STATED EXERCISE -
Reproduce the listing below word for word, with no pictures.

SUPPLIED MATERIAL -
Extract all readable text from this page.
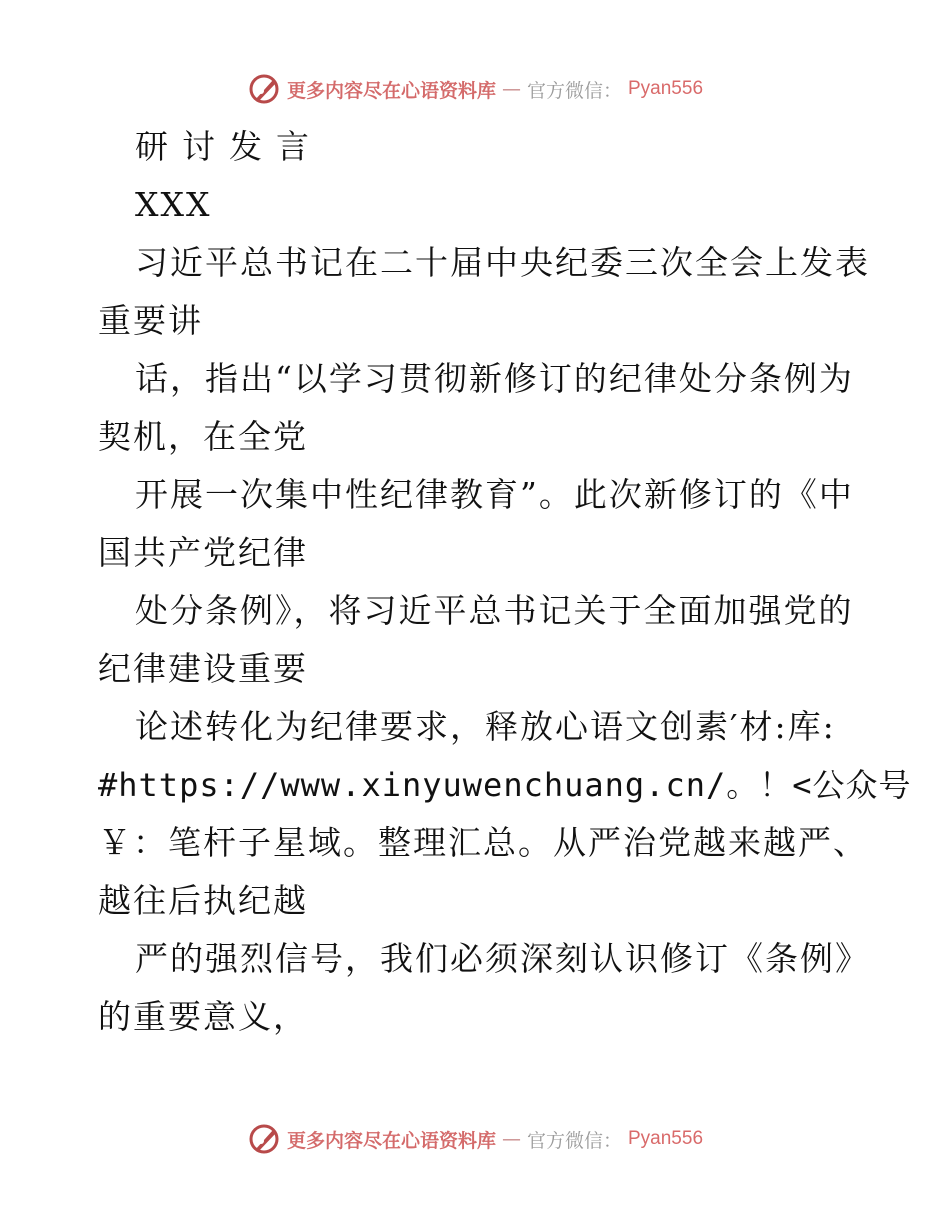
更多内容尽在心语资料库 — 官方微信： Pyan556
研讨发言
XXX
习近平总书记在二十届中央纪委三次全会上发表
重要讲
话，指出“以学习贯彻新修订的纪律处分条例为
契机，在全党
开展一次集中性纪律教育”。此次新修订的《中
国共产党纪律
处分条例》，将习近平总书记关于全面加强党的
纪律建设重要
论述转化为纪律要求，释放心语文创素′材:库:
#https://www.xinyuwenchuang.cn/。！<公众号
￥：笔杆子星域。整理汇总。从严治党越来越严、
越往后执纪越
严的强烈信号，我们必须深刻认识修订《条例》
的重要意义，
更多内容尽在心语资料库 — 官方微信： Pyan556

RESULT -
Extract all readable text from this page.
更多内容尽在心语资料库 — 官方微信： Pyan556
研讨发言
XXX
习近平总书记在二十届中央纪委三次全会上发表
重要讲
话，指出“以学习贯彻新修订的纪律处分条例为
契机，在全党
开展一次集中性纪律教育”。此次新修订的《中
国共产党纪律
处分条例》，将习近平总书记关于全面加强党的
纪律建设重要
论述转化为纪律要求，释放心语文创素′材:库:
#https://www.xinyuwenchuang.cn/。！<公众号
￥：笔杆子星域。整理汇总。从严治党越来越严、
越往后执纪越
严的强烈信号，我们必须深刻认识修订《条例》
的重要意义，
更多内容尽在心语资料库 — 官方微信： Pyan556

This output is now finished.